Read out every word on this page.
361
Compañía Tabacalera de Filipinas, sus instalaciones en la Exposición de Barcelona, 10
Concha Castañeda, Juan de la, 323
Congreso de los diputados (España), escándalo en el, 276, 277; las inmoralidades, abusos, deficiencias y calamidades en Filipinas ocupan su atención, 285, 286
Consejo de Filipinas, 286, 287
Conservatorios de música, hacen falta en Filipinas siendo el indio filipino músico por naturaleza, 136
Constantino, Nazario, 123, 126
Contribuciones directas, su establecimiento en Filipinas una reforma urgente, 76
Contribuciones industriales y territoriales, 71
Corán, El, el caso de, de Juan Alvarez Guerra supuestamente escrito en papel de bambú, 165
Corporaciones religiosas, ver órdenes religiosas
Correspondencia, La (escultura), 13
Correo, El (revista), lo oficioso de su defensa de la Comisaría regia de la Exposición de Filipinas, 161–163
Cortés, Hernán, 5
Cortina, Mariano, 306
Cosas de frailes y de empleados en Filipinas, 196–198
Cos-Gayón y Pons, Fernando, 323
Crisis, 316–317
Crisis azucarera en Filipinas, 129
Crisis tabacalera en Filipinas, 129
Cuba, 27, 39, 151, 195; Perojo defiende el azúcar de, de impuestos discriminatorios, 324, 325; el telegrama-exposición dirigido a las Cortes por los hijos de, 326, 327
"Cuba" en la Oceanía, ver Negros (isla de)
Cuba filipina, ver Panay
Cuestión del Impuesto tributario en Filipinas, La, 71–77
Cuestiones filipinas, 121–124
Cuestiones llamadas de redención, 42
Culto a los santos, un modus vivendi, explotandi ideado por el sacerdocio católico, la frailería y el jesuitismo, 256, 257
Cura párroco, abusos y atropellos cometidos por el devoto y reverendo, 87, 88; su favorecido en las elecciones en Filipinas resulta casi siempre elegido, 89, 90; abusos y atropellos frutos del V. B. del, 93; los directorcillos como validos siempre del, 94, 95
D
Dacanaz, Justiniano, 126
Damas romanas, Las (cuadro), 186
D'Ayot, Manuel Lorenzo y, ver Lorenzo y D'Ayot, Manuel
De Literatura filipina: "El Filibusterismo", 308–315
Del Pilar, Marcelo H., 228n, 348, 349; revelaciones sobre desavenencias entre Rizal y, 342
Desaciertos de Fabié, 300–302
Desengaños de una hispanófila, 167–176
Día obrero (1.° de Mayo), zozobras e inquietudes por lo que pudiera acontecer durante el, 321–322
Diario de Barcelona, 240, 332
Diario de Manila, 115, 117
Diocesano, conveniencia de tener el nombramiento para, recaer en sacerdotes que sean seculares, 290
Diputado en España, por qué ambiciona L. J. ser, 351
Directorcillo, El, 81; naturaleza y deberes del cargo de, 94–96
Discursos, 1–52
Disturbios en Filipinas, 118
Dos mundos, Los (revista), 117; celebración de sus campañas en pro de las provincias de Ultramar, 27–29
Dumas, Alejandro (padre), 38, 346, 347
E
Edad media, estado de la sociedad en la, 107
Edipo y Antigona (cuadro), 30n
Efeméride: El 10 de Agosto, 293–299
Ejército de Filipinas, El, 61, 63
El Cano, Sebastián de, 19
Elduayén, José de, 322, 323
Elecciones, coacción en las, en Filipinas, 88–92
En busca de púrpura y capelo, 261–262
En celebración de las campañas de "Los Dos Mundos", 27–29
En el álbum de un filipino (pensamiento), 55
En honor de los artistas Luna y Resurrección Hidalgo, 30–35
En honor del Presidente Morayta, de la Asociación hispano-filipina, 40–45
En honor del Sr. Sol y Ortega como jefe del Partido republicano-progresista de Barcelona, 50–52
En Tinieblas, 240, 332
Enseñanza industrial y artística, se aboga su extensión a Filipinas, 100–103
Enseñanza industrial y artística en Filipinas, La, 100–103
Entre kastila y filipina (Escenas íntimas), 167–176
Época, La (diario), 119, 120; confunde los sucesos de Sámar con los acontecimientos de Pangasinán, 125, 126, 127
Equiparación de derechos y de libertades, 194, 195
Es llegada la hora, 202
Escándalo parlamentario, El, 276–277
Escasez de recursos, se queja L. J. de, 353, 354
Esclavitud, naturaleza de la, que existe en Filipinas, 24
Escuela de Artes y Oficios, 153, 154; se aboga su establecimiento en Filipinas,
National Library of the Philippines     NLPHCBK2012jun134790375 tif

● **Objective**:
Where a line holds the string "Cuba", copy that line.

● **Completed exercise**:
Cuba, 27, 39, 151, 195; Perojo defiende el azúcar de, de impuestos discriminatorios, 324, 325; el telegrama-exposición dirigido a las Cortes por los hijos de, 326, 327
"Cuba" en la Oceanía, ver Negros (isla de)
Cuba filipina, ver Panay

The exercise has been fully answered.